____ Supplied material

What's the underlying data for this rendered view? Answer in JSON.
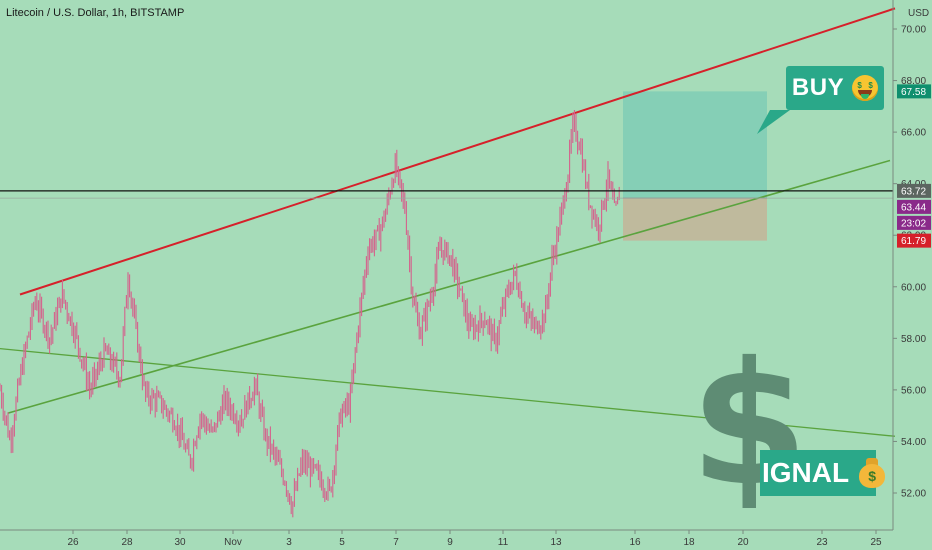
{
  "header": {
    "symbol_title": "Litecoin / U.S. Dollar, 1h, BITSTAMP"
  },
  "colors": {
    "background": "#a6dcb9",
    "candles": "#d4628c",
    "resistance_line": "#d6202a",
    "support_line": "#5aa33e",
    "horizontal_line": "#111111",
    "target_zone": "#7fcdb5",
    "stop_zone": "#c2b69a",
    "buy_callout": "#2aa889",
    "dollar_sign": "#5e8c74"
  },
  "annotations": {
    "buy_label": "BUY",
    "signal_label": "IGNAL",
    "buy_emoji": "money-mouth-face-icon",
    "signal_emoji": "money-bag-icon"
  },
  "chart_data": {
    "type": "candlestick",
    "symbol": "Litecoin / U.S. Dollar",
    "interval": "1h",
    "exchange": "BITSTAMP",
    "y_axis": {
      "unit_label": "USD",
      "ticks": [
        "52.00",
        "54.00",
        "56.00",
        "58.00",
        "60.00",
        "62.00",
        "64.00",
        "66.00",
        "68.00",
        "70.00"
      ],
      "ylim": [
        50.9,
        71.0
      ]
    },
    "x_axis": {
      "ticks": [
        "26",
        "28",
        "30",
        "Nov",
        "3",
        "5",
        "7",
        "9",
        "11",
        "13",
        "16",
        "18",
        "20",
        "23",
        "25"
      ]
    },
    "price_path": [
      [
        0,
        56.0
      ],
      [
        10,
        54.0
      ],
      [
        20,
        56.5
      ],
      [
        35,
        59.5
      ],
      [
        50,
        58.0
      ],
      [
        62,
        59.7
      ],
      [
        75,
        58.2
      ],
      [
        90,
        56.0
      ],
      [
        105,
        57.5
      ],
      [
        120,
        56.5
      ],
      [
        128,
        60.5
      ],
      [
        135,
        58.5
      ],
      [
        145,
        55.8
      ],
      [
        160,
        55.5
      ],
      [
        175,
        54.8
      ],
      [
        190,
        53.2
      ],
      [
        200,
        55.0
      ],
      [
        212,
        54.3
      ],
      [
        225,
        55.6
      ],
      [
        240,
        54.8
      ],
      [
        255,
        56.2
      ],
      [
        265,
        54.2
      ],
      [
        275,
        53.4
      ],
      [
        285,
        52.5
      ],
      [
        292,
        51.5
      ],
      [
        302,
        53.2
      ],
      [
        315,
        52.8
      ],
      [
        330,
        52.0
      ],
      [
        340,
        55.0
      ],
      [
        350,
        55.5
      ],
      [
        358,
        58.5
      ],
      [
        368,
        61.5
      ],
      [
        378,
        62.0
      ],
      [
        385,
        62.8
      ],
      [
        395,
        64.7
      ],
      [
        405,
        63.0
      ],
      [
        413,
        59.5
      ],
      [
        420,
        58.2
      ],
      [
        430,
        59.5
      ],
      [
        440,
        61.5
      ],
      [
        450,
        61.2
      ],
      [
        460,
        59.8
      ],
      [
        470,
        58.3
      ],
      [
        485,
        58.8
      ],
      [
        495,
        57.8
      ],
      [
        505,
        59.5
      ],
      [
        515,
        60.5
      ],
      [
        525,
        59.0
      ],
      [
        535,
        58.4
      ],
      [
        545,
        58.9
      ],
      [
        552,
        61.0
      ],
      [
        560,
        62.5
      ],
      [
        568,
        64.5
      ],
      [
        573,
        66.3
      ],
      [
        580,
        65.5
      ],
      [
        588,
        63.5
      ],
      [
        598,
        62.3
      ],
      [
        608,
        64.2
      ],
      [
        615,
        62.8
      ],
      [
        620,
        63.7
      ]
    ],
    "trendlines": [
      {
        "role": "resistance",
        "from": [
          20,
          59.7
        ],
        "to": [
          895,
          70.8
        ]
      },
      {
        "role": "support",
        "from": [
          8,
          55.1
        ],
        "to": [
          890,
          64.9
        ]
      },
      {
        "role": "lower-channel",
        "from": [
          0,
          57.6
        ],
        "to": [
          895,
          54.2
        ]
      },
      {
        "role": "upper-channel-prev",
        "from": [
          0,
          71.2
        ],
        "to": [
          245,
          71.5
        ]
      }
    ],
    "horizontal_level": 63.72,
    "position": {
      "type": "long",
      "entry": 63.44,
      "target": 67.58,
      "stop": 61.79
    },
    "price_labels": [
      {
        "value": "67.58",
        "role": "target"
      },
      {
        "value": "63.72",
        "role": "horizontal-level"
      },
      {
        "value": "63.44",
        "role": "last-price"
      },
      {
        "value": "23:02",
        "role": "countdown"
      },
      {
        "value": "61.79",
        "role": "stop"
      }
    ],
    "grid": false,
    "legend": "none"
  }
}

________

Your goal: Make an exact copy of every entry above, minus the images.

Solution to this problem:
What's the underlying data for this rendered view? Answer in JSON.
{
  "header": {
    "symbol_title": "Litecoin / U.S. Dollar, 1h, BITSTAMP"
  },
  "colors": {
    "background": "#a6dcb9",
    "candles": "#d4628c",
    "resistance_line": "#d6202a",
    "support_line": "#5aa33e",
    "horizontal_line": "#111111",
    "target_zone": "#7fcdb5",
    "stop_zone": "#c2b69a",
    "buy_callout": "#2aa889",
    "dollar_sign": "#5e8c74"
  },
  "annotations": {
    "buy_label": "BUY",
    "signal_label": "IGNAL",
    "buy_emoji": "money-mouth-face-icon",
    "signal_emoji": "money-bag-icon"
  },
  "chart_data": {
    "type": "candlestick",
    "symbol": "Litecoin / U.S. Dollar",
    "interval": "1h",
    "exchange": "BITSTAMP",
    "y_axis": {
      "unit_label": "USD",
      "ticks": [
        "52.00",
        "54.00",
        "56.00",
        "58.00",
        "60.00",
        "62.00",
        "64.00",
        "66.00",
        "68.00",
        "70.00"
      ],
      "ylim": [
        50.9,
        71.0
      ]
    },
    "x_axis": {
      "ticks": [
        "26",
        "28",
        "30",
        "Nov",
        "3",
        "5",
        "7",
        "9",
        "11",
        "13",
        "16",
        "18",
        "20",
        "23",
        "25"
      ]
    },
    "price_path": [
      [
        0,
        56.0
      ],
      [
        10,
        54.0
      ],
      [
        20,
        56.5
      ],
      [
        35,
        59.5
      ],
      [
        50,
        58.0
      ],
      [
        62,
        59.7
      ],
      [
        75,
        58.2
      ],
      [
        90,
        56.0
      ],
      [
        105,
        57.5
      ],
      [
        120,
        56.5
      ],
      [
        128,
        60.5
      ],
      [
        135,
        58.5
      ],
      [
        145,
        55.8
      ],
      [
        160,
        55.5
      ],
      [
        175,
        54.8
      ],
      [
        190,
        53.2
      ],
      [
        200,
        55.0
      ],
      [
        212,
        54.3
      ],
      [
        225,
        55.6
      ],
      [
        240,
        54.8
      ],
      [
        255,
        56.2
      ],
      [
        265,
        54.2
      ],
      [
        275,
        53.4
      ],
      [
        285,
        52.5
      ],
      [
        292,
        51.5
      ],
      [
        302,
        53.2
      ],
      [
        315,
        52.8
      ],
      [
        330,
        52.0
      ],
      [
        340,
        55.0
      ],
      [
        350,
        55.5
      ],
      [
        358,
        58.5
      ],
      [
        368,
        61.5
      ],
      [
        378,
        62.0
      ],
      [
        385,
        62.8
      ],
      [
        395,
        64.7
      ],
      [
        405,
        63.0
      ],
      [
        413,
        59.5
      ],
      [
        420,
        58.2
      ],
      [
        430,
        59.5
      ],
      [
        440,
        61.5
      ],
      [
        450,
        61.2
      ],
      [
        460,
        59.8
      ],
      [
        470,
        58.3
      ],
      [
        485,
        58.8
      ],
      [
        495,
        57.8
      ],
      [
        505,
        59.5
      ],
      [
        515,
        60.5
      ],
      [
        525,
        59.0
      ],
      [
        535,
        58.4
      ],
      [
        545,
        58.9
      ],
      [
        552,
        61.0
      ],
      [
        560,
        62.5
      ],
      [
        568,
        64.5
      ],
      [
        573,
        66.3
      ],
      [
        580,
        65.5
      ],
      [
        588,
        63.5
      ],
      [
        598,
        62.3
      ],
      [
        608,
        64.2
      ],
      [
        615,
        62.8
      ],
      [
        620,
        63.7
      ]
    ],
    "trendlines": [
      {
        "role": "resistance",
        "from": [
          20,
          59.7
        ],
        "to": [
          895,
          70.8
        ]
      },
      {
        "role": "support",
        "from": [
          8,
          55.1
        ],
        "to": [
          890,
          64.9
        ]
      },
      {
        "role": "lower-channel",
        "from": [
          0,
          57.6
        ],
        "to": [
          895,
          54.2
        ]
      },
      {
        "role": "upper-channel-prev",
        "from": [
          0,
          71.2
        ],
        "to": [
          245,
          71.5
        ]
      }
    ],
    "horizontal_level": 63.72,
    "position": {
      "type": "long",
      "entry": 63.44,
      "target": 67.58,
      "stop": 61.79
    },
    "price_labels": [
      {
        "value": "67.58",
        "role": "target"
      },
      {
        "value": "63.72",
        "role": "horizontal-level"
      },
      {
        "value": "63.44",
        "role": "last-price"
      },
      {
        "value": "23:02",
        "role": "countdown"
      },
      {
        "value": "61.79",
        "role": "stop"
      }
    ],
    "grid": false,
    "legend": "none"
  }
}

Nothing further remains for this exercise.